-- BEGIN Exercise inputs --

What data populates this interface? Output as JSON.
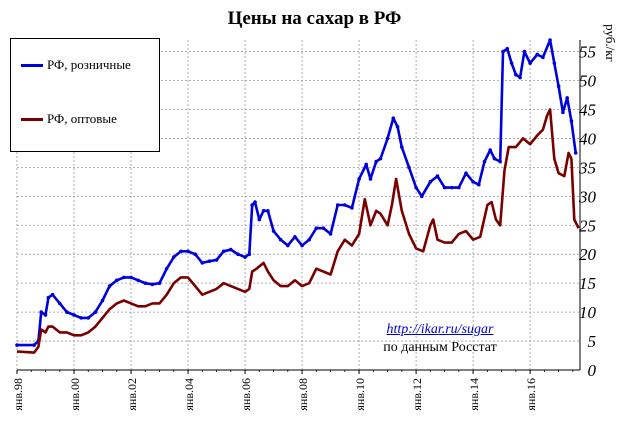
{
  "title": "Цены на сахар  в РФ",
  "unit": "руб./кг",
  "source_url": "http://ikar.ru/sugar",
  "source_note": "по данным  Росстат",
  "chart_data": {
    "type": "line",
    "title": "Цены на сахар  в РФ",
    "ylabel": "руб./кг",
    "ylim": [
      0,
      57
    ],
    "yticks": [
      0,
      5,
      10,
      15,
      20,
      25,
      30,
      35,
      40,
      45,
      50,
      55
    ],
    "ytick_labels": [
      "0",
      "5",
      "10",
      "15",
      "20",
      "25",
      "30",
      "35",
      "40",
      "45",
      "50",
      "55"
    ],
    "xlim": [
      1998.0,
      2017.75
    ],
    "xticks": [
      1998,
      2000,
      2002,
      2004,
      2006,
      2008,
      2010,
      2012,
      2014,
      2016
    ],
    "xtick_labels": [
      "янв.98",
      "янв.00",
      "янв.02",
      "янв.04",
      "янв.06",
      "янв.08",
      "янв.10",
      "янв.12",
      "янв.14",
      "янв.16"
    ],
    "grid": true,
    "legend_position": "top-left",
    "series": [
      {
        "name": "РФ, розничные",
        "color": "#0000dd",
        "markers": true,
        "points": [
          [
            1998.0,
            4.3
          ],
          [
            1998.6,
            4.3
          ],
          [
            1998.75,
            5.0
          ],
          [
            1998.85,
            10.0
          ],
          [
            1999.0,
            9.5
          ],
          [
            1999.1,
            12.5
          ],
          [
            1999.25,
            13.0
          ],
          [
            1999.5,
            11.5
          ],
          [
            1999.75,
            10.0
          ],
          [
            2000.0,
            9.5
          ],
          [
            2000.25,
            9.0
          ],
          [
            2000.5,
            9.0
          ],
          [
            2000.75,
            10.0
          ],
          [
            2001.0,
            12.0
          ],
          [
            2001.25,
            14.5
          ],
          [
            2001.5,
            15.5
          ],
          [
            2001.75,
            16.0
          ],
          [
            2002.0,
            16.0
          ],
          [
            2002.25,
            15.5
          ],
          [
            2002.5,
            15.0
          ],
          [
            2002.75,
            14.8
          ],
          [
            2003.0,
            15.0
          ],
          [
            2003.25,
            17.5
          ],
          [
            2003.5,
            19.5
          ],
          [
            2003.75,
            20.5
          ],
          [
            2004.0,
            20.5
          ],
          [
            2004.25,
            20.0
          ],
          [
            2004.5,
            18.5
          ],
          [
            2004.75,
            18.8
          ],
          [
            2005.0,
            19.0
          ],
          [
            2005.25,
            20.5
          ],
          [
            2005.5,
            20.8
          ],
          [
            2005.75,
            20.0
          ],
          [
            2006.0,
            19.5
          ],
          [
            2006.15,
            20.0
          ],
          [
            2006.25,
            28.5
          ],
          [
            2006.35,
            29.0
          ],
          [
            2006.5,
            26.0
          ],
          [
            2006.65,
            27.5
          ],
          [
            2006.8,
            27.5
          ],
          [
            2007.0,
            24.0
          ],
          [
            2007.25,
            22.5
          ],
          [
            2007.5,
            21.5
          ],
          [
            2007.75,
            23.0
          ],
          [
            2008.0,
            21.5
          ],
          [
            2008.25,
            22.5
          ],
          [
            2008.5,
            24.5
          ],
          [
            2008.75,
            24.5
          ],
          [
            2009.0,
            23.5
          ],
          [
            2009.25,
            28.5
          ],
          [
            2009.5,
            28.5
          ],
          [
            2009.75,
            28.0
          ],
          [
            2010.0,
            33.0
          ],
          [
            2010.25,
            35.5
          ],
          [
            2010.4,
            33.0
          ],
          [
            2010.6,
            36.0
          ],
          [
            2010.75,
            36.5
          ],
          [
            2011.0,
            40.0
          ],
          [
            2011.2,
            43.5
          ],
          [
            2011.35,
            42.0
          ],
          [
            2011.5,
            38.5
          ],
          [
            2011.75,
            35.0
          ],
          [
            2012.0,
            31.5
          ],
          [
            2012.2,
            30.0
          ],
          [
            2012.5,
            32.5
          ],
          [
            2012.75,
            33.5
          ],
          [
            2013.0,
            31.5
          ],
          [
            2013.25,
            31.5
          ],
          [
            2013.5,
            31.5
          ],
          [
            2013.75,
            34.0
          ],
          [
            2014.0,
            32.5
          ],
          [
            2014.2,
            32.0
          ],
          [
            2014.4,
            36.0
          ],
          [
            2014.6,
            38.0
          ],
          [
            2014.75,
            36.5
          ],
          [
            2014.95,
            36.0
          ],
          [
            2015.05,
            55.0
          ],
          [
            2015.2,
            55.5
          ],
          [
            2015.35,
            53.0
          ],
          [
            2015.5,
            51.0
          ],
          [
            2015.65,
            50.5
          ],
          [
            2015.8,
            55.0
          ],
          [
            2016.0,
            53.0
          ],
          [
            2016.25,
            54.5
          ],
          [
            2016.45,
            54.0
          ],
          [
            2016.7,
            57.0
          ],
          [
            2016.85,
            53.0
          ],
          [
            2017.0,
            49.0
          ],
          [
            2017.15,
            44.5
          ],
          [
            2017.3,
            47.0
          ],
          [
            2017.45,
            43.0
          ],
          [
            2017.6,
            37.5
          ]
        ]
      },
      {
        "name": "РФ, оптовые",
        "color": "#7a0000",
        "markers": false,
        "points": [
          [
            1998.0,
            3.2
          ],
          [
            1998.6,
            3.0
          ],
          [
            1998.75,
            4.0
          ],
          [
            1998.85,
            7.0
          ],
          [
            1999.0,
            6.5
          ],
          [
            1999.1,
            7.5
          ],
          [
            1999.25,
            7.5
          ],
          [
            1999.5,
            6.5
          ],
          [
            1999.75,
            6.5
          ],
          [
            2000.0,
            6.0
          ],
          [
            2000.25,
            6.0
          ],
          [
            2000.5,
            6.5
          ],
          [
            2000.75,
            7.5
          ],
          [
            2001.0,
            9.0
          ],
          [
            2001.25,
            10.5
          ],
          [
            2001.5,
            11.5
          ],
          [
            2001.75,
            12.0
          ],
          [
            2002.0,
            11.5
          ],
          [
            2002.25,
            11.0
          ],
          [
            2002.5,
            11.0
          ],
          [
            2002.75,
            11.5
          ],
          [
            2003.0,
            11.5
          ],
          [
            2003.25,
            13.0
          ],
          [
            2003.5,
            15.0
          ],
          [
            2003.75,
            16.0
          ],
          [
            2004.0,
            16.0
          ],
          [
            2004.25,
            14.5
          ],
          [
            2004.5,
            13.0
          ],
          [
            2004.75,
            13.5
          ],
          [
            2005.0,
            14.0
          ],
          [
            2005.25,
            15.0
          ],
          [
            2005.5,
            14.5
          ],
          [
            2005.75,
            14.0
          ],
          [
            2006.0,
            13.5
          ],
          [
            2006.15,
            14.0
          ],
          [
            2006.25,
            17.0
          ],
          [
            2006.4,
            17.5
          ],
          [
            2006.65,
            18.5
          ],
          [
            2006.8,
            17.0
          ],
          [
            2007.0,
            15.5
          ],
          [
            2007.25,
            14.5
          ],
          [
            2007.5,
            14.5
          ],
          [
            2007.75,
            15.5
          ],
          [
            2008.0,
            14.5
          ],
          [
            2008.25,
            15.0
          ],
          [
            2008.5,
            17.5
          ],
          [
            2008.75,
            17.0
          ],
          [
            2009.0,
            16.5
          ],
          [
            2009.25,
            20.5
          ],
          [
            2009.5,
            22.5
          ],
          [
            2009.75,
            21.5
          ],
          [
            2010.0,
            23.5
          ],
          [
            2010.2,
            29.5
          ],
          [
            2010.4,
            25.0
          ],
          [
            2010.6,
            27.5
          ],
          [
            2010.75,
            27.0
          ],
          [
            2011.0,
            25.0
          ],
          [
            2011.15,
            28.5
          ],
          [
            2011.3,
            33.0
          ],
          [
            2011.5,
            27.5
          ],
          [
            2011.75,
            23.5
          ],
          [
            2012.0,
            21.0
          ],
          [
            2012.25,
            20.5
          ],
          [
            2012.5,
            25.0
          ],
          [
            2012.6,
            26.0
          ],
          [
            2012.75,
            22.5
          ],
          [
            2013.0,
            22.0
          ],
          [
            2013.25,
            22.0
          ],
          [
            2013.5,
            23.5
          ],
          [
            2013.75,
            24.0
          ],
          [
            2014.0,
            22.5
          ],
          [
            2014.25,
            23.0
          ],
          [
            2014.5,
            28.5
          ],
          [
            2014.65,
            29.0
          ],
          [
            2014.8,
            26.0
          ],
          [
            2014.95,
            25.0
          ],
          [
            2015.1,
            34.5
          ],
          [
            2015.25,
            38.5
          ],
          [
            2015.5,
            38.5
          ],
          [
            2015.75,
            40.0
          ],
          [
            2016.0,
            39.0
          ],
          [
            2016.25,
            40.5
          ],
          [
            2016.45,
            41.5
          ],
          [
            2016.6,
            44.0
          ],
          [
            2016.7,
            45.0
          ],
          [
            2016.85,
            36.5
          ],
          [
            2017.0,
            34.0
          ],
          [
            2017.2,
            33.5
          ],
          [
            2017.35,
            37.5
          ],
          [
            2017.45,
            36.5
          ],
          [
            2017.55,
            26.0
          ],
          [
            2017.7,
            24.5
          ]
        ]
      }
    ]
  }
}
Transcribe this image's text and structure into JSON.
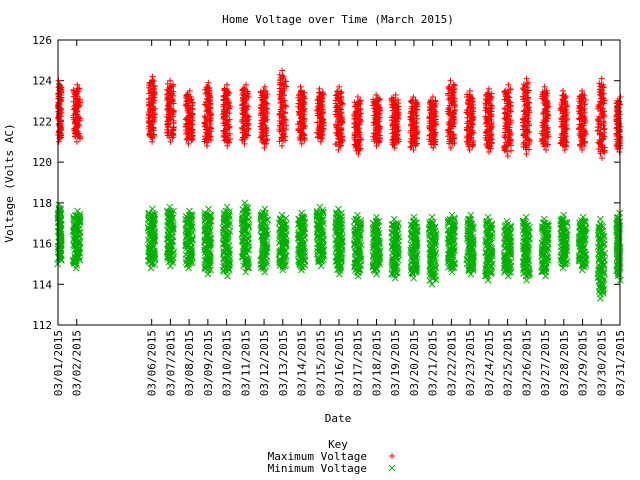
{
  "chart_data": {
    "type": "scatter",
    "title": "Home Voltage over Time (March 2015)",
    "xlabel": "Date",
    "ylabel": "Voltage (Volts AC)",
    "ylim": [
      112,
      126
    ],
    "yticks": [
      112,
      114,
      116,
      118,
      120,
      122,
      124,
      126
    ],
    "xlim": [
      "03/01/2015",
      "03/31/2015"
    ],
    "xticks": [
      "03/01/2015",
      "03/02/2015",
      "03/06/2015",
      "03/07/2015",
      "03/08/2015",
      "03/09/2015",
      "03/10/2015",
      "03/11/2015",
      "03/12/2015",
      "03/13/2015",
      "03/14/2015",
      "03/15/2015",
      "03/16/2015",
      "03/17/2015",
      "03/18/2015",
      "03/19/2015",
      "03/20/2015",
      "03/21/2015",
      "03/22/2015",
      "03/23/2015",
      "03/24/2015",
      "03/25/2015",
      "03/26/2015",
      "03/27/2015",
      "03/28/2015",
      "03/29/2015",
      "03/30/2015",
      "03/31/2015"
    ],
    "grid": false,
    "legend": {
      "title": "Key",
      "placement": "bottom-center"
    },
    "series": [
      {
        "name": "Maximum Voltage",
        "marker": "plus",
        "color": "#ff0000",
        "days": [
          {
            "date": "03/01/2015",
            "low": 121.0,
            "high": 124.0
          },
          {
            "date": "03/02/2015",
            "low": 121.0,
            "high": 123.8
          },
          {
            "date": "03/06/2015",
            "low": 121.0,
            "high": 124.2
          },
          {
            "date": "03/07/2015",
            "low": 121.0,
            "high": 124.0
          },
          {
            "date": "03/08/2015",
            "low": 120.9,
            "high": 123.5
          },
          {
            "date": "03/09/2015",
            "low": 120.8,
            "high": 123.9
          },
          {
            "date": "03/10/2015",
            "low": 120.8,
            "high": 123.8
          },
          {
            "date": "03/11/2015",
            "low": 120.9,
            "high": 123.8
          },
          {
            "date": "03/12/2015",
            "low": 120.7,
            "high": 123.7
          },
          {
            "date": "03/13/2015",
            "low": 120.8,
            "high": 124.5
          },
          {
            "date": "03/14/2015",
            "low": 120.9,
            "high": 123.7
          },
          {
            "date": "03/15/2015",
            "low": 121.0,
            "high": 123.6
          },
          {
            "date": "03/16/2015",
            "low": 120.6,
            "high": 123.7
          },
          {
            "date": "03/17/2015",
            "low": 120.4,
            "high": 123.2
          },
          {
            "date": "03/18/2015",
            "low": 120.8,
            "high": 123.3
          },
          {
            "date": "03/19/2015",
            "low": 120.7,
            "high": 123.3
          },
          {
            "date": "03/20/2015",
            "low": 120.6,
            "high": 123.2
          },
          {
            "date": "03/21/2015",
            "low": 120.7,
            "high": 123.2
          },
          {
            "date": "03/22/2015",
            "low": 120.7,
            "high": 124.0
          },
          {
            "date": "03/23/2015",
            "low": 120.6,
            "high": 123.5
          },
          {
            "date": "03/24/2015",
            "low": 120.5,
            "high": 123.6
          },
          {
            "date": "03/25/2015",
            "low": 120.3,
            "high": 123.8
          },
          {
            "date": "03/26/2015",
            "low": 120.4,
            "high": 124.1
          },
          {
            "date": "03/27/2015",
            "low": 120.6,
            "high": 123.7
          },
          {
            "date": "03/28/2015",
            "low": 120.6,
            "high": 123.5
          },
          {
            "date": "03/29/2015",
            "low": 120.6,
            "high": 123.5
          },
          {
            "date": "03/30/2015",
            "low": 120.2,
            "high": 124.1
          },
          {
            "date": "03/31/2015",
            "low": 120.5,
            "high": 123.2
          }
        ]
      },
      {
        "name": "Minimum Voltage",
        "marker": "cross",
        "color": "#00b000",
        "days": [
          {
            "date": "03/01/2015",
            "low": 115.0,
            "high": 117.9
          },
          {
            "date": "03/02/2015",
            "low": 114.8,
            "high": 117.6
          },
          {
            "date": "03/06/2015",
            "low": 114.8,
            "high": 117.7
          },
          {
            "date": "03/07/2015",
            "low": 114.9,
            "high": 117.8
          },
          {
            "date": "03/08/2015",
            "low": 114.8,
            "high": 117.6
          },
          {
            "date": "03/09/2015",
            "low": 114.5,
            "high": 117.7
          },
          {
            "date": "03/10/2015",
            "low": 114.4,
            "high": 117.8
          },
          {
            "date": "03/11/2015",
            "low": 114.6,
            "high": 118.0
          },
          {
            "date": "03/12/2015",
            "low": 114.6,
            "high": 117.7
          },
          {
            "date": "03/13/2015",
            "low": 114.7,
            "high": 117.4
          },
          {
            "date": "03/14/2015",
            "low": 114.7,
            "high": 117.5
          },
          {
            "date": "03/15/2015",
            "low": 114.9,
            "high": 117.8
          },
          {
            "date": "03/16/2015",
            "low": 114.5,
            "high": 117.7
          },
          {
            "date": "03/17/2015",
            "low": 114.4,
            "high": 117.4
          },
          {
            "date": "03/18/2015",
            "low": 114.5,
            "high": 117.3
          },
          {
            "date": "03/19/2015",
            "low": 114.3,
            "high": 117.2
          },
          {
            "date": "03/20/2015",
            "low": 114.3,
            "high": 117.3
          },
          {
            "date": "03/21/2015",
            "low": 114.0,
            "high": 117.3
          },
          {
            "date": "03/22/2015",
            "low": 114.6,
            "high": 117.4
          },
          {
            "date": "03/23/2015",
            "low": 114.5,
            "high": 117.4
          },
          {
            "date": "03/24/2015",
            "low": 114.2,
            "high": 117.3
          },
          {
            "date": "03/25/2015",
            "low": 114.4,
            "high": 117.1
          },
          {
            "date": "03/26/2015",
            "low": 114.2,
            "high": 117.3
          },
          {
            "date": "03/27/2015",
            "low": 114.4,
            "high": 117.2
          },
          {
            "date": "03/28/2015",
            "low": 114.8,
            "high": 117.4
          },
          {
            "date": "03/29/2015",
            "low": 114.7,
            "high": 117.3
          },
          {
            "date": "03/30/2015",
            "low": 113.3,
            "high": 117.2
          },
          {
            "date": "03/31/2015",
            "low": 114.2,
            "high": 117.5
          }
        ]
      }
    ]
  }
}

-- END Exercise inputs --

### Your objective
Search the preceding listing for the word "JSON" and pull out every line that holds it.

### Solution to this problem
What data populates this interface? Output as JSON.
Transcribe this image's text and structure into JSON.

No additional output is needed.